• [THE PROBLEM]: Write out each record again exactly as it stands.

• [DATA ENTRIES]:
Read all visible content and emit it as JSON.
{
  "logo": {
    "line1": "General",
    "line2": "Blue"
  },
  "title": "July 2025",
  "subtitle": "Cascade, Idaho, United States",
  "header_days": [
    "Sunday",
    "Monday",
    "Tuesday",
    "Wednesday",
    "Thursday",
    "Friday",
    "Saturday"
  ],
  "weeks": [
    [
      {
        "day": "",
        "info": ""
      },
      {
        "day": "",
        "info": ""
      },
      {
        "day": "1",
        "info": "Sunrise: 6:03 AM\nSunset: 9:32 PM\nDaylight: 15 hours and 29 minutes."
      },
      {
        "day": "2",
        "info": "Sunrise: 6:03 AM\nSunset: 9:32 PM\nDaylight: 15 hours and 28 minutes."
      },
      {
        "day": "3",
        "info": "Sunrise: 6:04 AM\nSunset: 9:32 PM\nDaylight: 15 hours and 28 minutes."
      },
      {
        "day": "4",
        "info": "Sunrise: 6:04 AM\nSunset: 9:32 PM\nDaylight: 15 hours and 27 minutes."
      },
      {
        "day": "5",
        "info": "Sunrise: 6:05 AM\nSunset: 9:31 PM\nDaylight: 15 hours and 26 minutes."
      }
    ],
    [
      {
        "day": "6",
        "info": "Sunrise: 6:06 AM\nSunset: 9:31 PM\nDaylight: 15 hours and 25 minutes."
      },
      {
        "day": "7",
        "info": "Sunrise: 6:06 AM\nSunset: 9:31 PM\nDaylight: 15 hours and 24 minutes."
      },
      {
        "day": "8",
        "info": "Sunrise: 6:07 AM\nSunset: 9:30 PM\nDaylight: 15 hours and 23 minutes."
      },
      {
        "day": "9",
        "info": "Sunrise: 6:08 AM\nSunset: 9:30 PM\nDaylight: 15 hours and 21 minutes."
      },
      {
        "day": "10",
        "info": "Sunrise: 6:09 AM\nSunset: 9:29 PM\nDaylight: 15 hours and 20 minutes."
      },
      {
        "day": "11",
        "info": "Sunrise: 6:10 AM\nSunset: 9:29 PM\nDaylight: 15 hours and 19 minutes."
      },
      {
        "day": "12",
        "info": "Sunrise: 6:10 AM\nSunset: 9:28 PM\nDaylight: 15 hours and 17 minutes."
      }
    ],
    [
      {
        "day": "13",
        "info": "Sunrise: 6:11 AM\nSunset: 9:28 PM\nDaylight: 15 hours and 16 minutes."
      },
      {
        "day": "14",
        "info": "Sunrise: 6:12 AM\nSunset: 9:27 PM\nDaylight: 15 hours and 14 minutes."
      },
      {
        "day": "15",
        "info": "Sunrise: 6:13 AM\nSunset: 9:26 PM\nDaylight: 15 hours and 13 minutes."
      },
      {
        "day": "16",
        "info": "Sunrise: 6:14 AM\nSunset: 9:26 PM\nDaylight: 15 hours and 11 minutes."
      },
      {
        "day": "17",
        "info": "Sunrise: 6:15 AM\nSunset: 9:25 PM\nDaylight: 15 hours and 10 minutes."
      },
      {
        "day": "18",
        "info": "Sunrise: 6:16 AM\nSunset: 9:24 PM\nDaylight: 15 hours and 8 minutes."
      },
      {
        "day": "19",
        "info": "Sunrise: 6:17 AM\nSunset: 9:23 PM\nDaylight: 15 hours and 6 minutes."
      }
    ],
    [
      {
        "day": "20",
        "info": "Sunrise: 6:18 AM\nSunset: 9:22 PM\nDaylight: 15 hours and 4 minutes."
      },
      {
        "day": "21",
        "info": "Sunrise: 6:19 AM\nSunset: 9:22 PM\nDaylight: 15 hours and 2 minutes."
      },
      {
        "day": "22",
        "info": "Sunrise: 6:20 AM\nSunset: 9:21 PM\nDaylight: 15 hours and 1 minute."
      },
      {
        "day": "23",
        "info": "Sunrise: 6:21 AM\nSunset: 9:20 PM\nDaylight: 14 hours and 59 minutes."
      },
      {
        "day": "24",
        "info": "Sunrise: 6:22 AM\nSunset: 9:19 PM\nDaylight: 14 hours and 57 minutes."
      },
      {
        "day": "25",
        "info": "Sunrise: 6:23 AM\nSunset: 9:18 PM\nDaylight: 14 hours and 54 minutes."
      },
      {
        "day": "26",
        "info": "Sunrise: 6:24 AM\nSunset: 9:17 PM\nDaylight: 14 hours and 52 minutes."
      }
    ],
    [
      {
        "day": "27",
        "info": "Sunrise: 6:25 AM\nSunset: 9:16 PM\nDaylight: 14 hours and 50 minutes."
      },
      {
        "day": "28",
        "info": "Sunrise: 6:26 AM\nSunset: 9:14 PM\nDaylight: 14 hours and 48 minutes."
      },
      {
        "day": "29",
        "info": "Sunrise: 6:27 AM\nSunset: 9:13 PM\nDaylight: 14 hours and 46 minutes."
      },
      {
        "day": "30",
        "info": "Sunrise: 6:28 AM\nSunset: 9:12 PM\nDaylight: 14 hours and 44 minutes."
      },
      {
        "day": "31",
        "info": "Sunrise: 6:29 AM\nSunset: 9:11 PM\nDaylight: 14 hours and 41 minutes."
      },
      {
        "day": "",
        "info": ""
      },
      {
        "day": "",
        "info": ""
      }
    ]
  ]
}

• [RESULT OF THE TASK]:
Read all visible content and emit it as JSON.
{
  "logo": {
    "line1": "General",
    "line2": "Blue"
  },
  "title": "July 2025",
  "subtitle": "Cascade, Idaho, United States",
  "header_days": [
    "Sunday",
    "Monday",
    "Tuesday",
    "Wednesday",
    "Thursday",
    "Friday",
    "Saturday"
  ],
  "weeks": [
    [
      {
        "day": "",
        "info": ""
      },
      {
        "day": "",
        "info": ""
      },
      {
        "day": "1",
        "info": "Sunrise: 6:03 AM\nSunset: 9:32 PM\nDaylight: 15 hours and 29 minutes."
      },
      {
        "day": "2",
        "info": "Sunrise: 6:03 AM\nSunset: 9:32 PM\nDaylight: 15 hours and 28 minutes."
      },
      {
        "day": "3",
        "info": "Sunrise: 6:04 AM\nSunset: 9:32 PM\nDaylight: 15 hours and 28 minutes."
      },
      {
        "day": "4",
        "info": "Sunrise: 6:04 AM\nSunset: 9:32 PM\nDaylight: 15 hours and 27 minutes."
      },
      {
        "day": "5",
        "info": "Sunrise: 6:05 AM\nSunset: 9:31 PM\nDaylight: 15 hours and 26 minutes."
      }
    ],
    [
      {
        "day": "6",
        "info": "Sunrise: 6:06 AM\nSunset: 9:31 PM\nDaylight: 15 hours and 25 minutes."
      },
      {
        "day": "7",
        "info": "Sunrise: 6:06 AM\nSunset: 9:31 PM\nDaylight: 15 hours and 24 minutes."
      },
      {
        "day": "8",
        "info": "Sunrise: 6:07 AM\nSunset: 9:30 PM\nDaylight: 15 hours and 23 minutes."
      },
      {
        "day": "9",
        "info": "Sunrise: 6:08 AM\nSunset: 9:30 PM\nDaylight: 15 hours and 21 minutes."
      },
      {
        "day": "10",
        "info": "Sunrise: 6:09 AM\nSunset: 9:29 PM\nDaylight: 15 hours and 20 minutes."
      },
      {
        "day": "11",
        "info": "Sunrise: 6:10 AM\nSunset: 9:29 PM\nDaylight: 15 hours and 19 minutes."
      },
      {
        "day": "12",
        "info": "Sunrise: 6:10 AM\nSunset: 9:28 PM\nDaylight: 15 hours and 17 minutes."
      }
    ],
    [
      {
        "day": "13",
        "info": "Sunrise: 6:11 AM\nSunset: 9:28 PM\nDaylight: 15 hours and 16 minutes."
      },
      {
        "day": "14",
        "info": "Sunrise: 6:12 AM\nSunset: 9:27 PM\nDaylight: 15 hours and 14 minutes."
      },
      {
        "day": "15",
        "info": "Sunrise: 6:13 AM\nSunset: 9:26 PM\nDaylight: 15 hours and 13 minutes."
      },
      {
        "day": "16",
        "info": "Sunrise: 6:14 AM\nSunset: 9:26 PM\nDaylight: 15 hours and 11 minutes."
      },
      {
        "day": "17",
        "info": "Sunrise: 6:15 AM\nSunset: 9:25 PM\nDaylight: 15 hours and 10 minutes."
      },
      {
        "day": "18",
        "info": "Sunrise: 6:16 AM\nSunset: 9:24 PM\nDaylight: 15 hours and 8 minutes."
      },
      {
        "day": "19",
        "info": "Sunrise: 6:17 AM\nSunset: 9:23 PM\nDaylight: 15 hours and 6 minutes."
      }
    ],
    [
      {
        "day": "20",
        "info": "Sunrise: 6:18 AM\nSunset: 9:22 PM\nDaylight: 15 hours and 4 minutes."
      },
      {
        "day": "21",
        "info": "Sunrise: 6:19 AM\nSunset: 9:22 PM\nDaylight: 15 hours and 2 minutes."
      },
      {
        "day": "22",
        "info": "Sunrise: 6:20 AM\nSunset: 9:21 PM\nDaylight: 15 hours and 1 minute."
      },
      {
        "day": "23",
        "info": "Sunrise: 6:21 AM\nSunset: 9:20 PM\nDaylight: 14 hours and 59 minutes."
      },
      {
        "day": "24",
        "info": "Sunrise: 6:22 AM\nSunset: 9:19 PM\nDaylight: 14 hours and 57 minutes."
      },
      {
        "day": "25",
        "info": "Sunrise: 6:23 AM\nSunset: 9:18 PM\nDaylight: 14 hours and 54 minutes."
      },
      {
        "day": "26",
        "info": "Sunrise: 6:24 AM\nSunset: 9:17 PM\nDaylight: 14 hours and 52 minutes."
      }
    ],
    [
      {
        "day": "27",
        "info": "Sunrise: 6:25 AM\nSunset: 9:16 PM\nDaylight: 14 hours and 50 minutes."
      },
      {
        "day": "28",
        "info": "Sunrise: 6:26 AM\nSunset: 9:14 PM\nDaylight: 14 hours and 48 minutes."
      },
      {
        "day": "29",
        "info": "Sunrise: 6:27 AM\nSunset: 9:13 PM\nDaylight: 14 hours and 46 minutes."
      },
      {
        "day": "30",
        "info": "Sunrise: 6:28 AM\nSunset: 9:12 PM\nDaylight: 14 hours and 44 minutes."
      },
      {
        "day": "31",
        "info": "Sunrise: 6:29 AM\nSunset: 9:11 PM\nDaylight: 14 hours and 41 minutes."
      },
      {
        "day": "",
        "info": ""
      },
      {
        "day": "",
        "info": ""
      }
    ]
  ]
}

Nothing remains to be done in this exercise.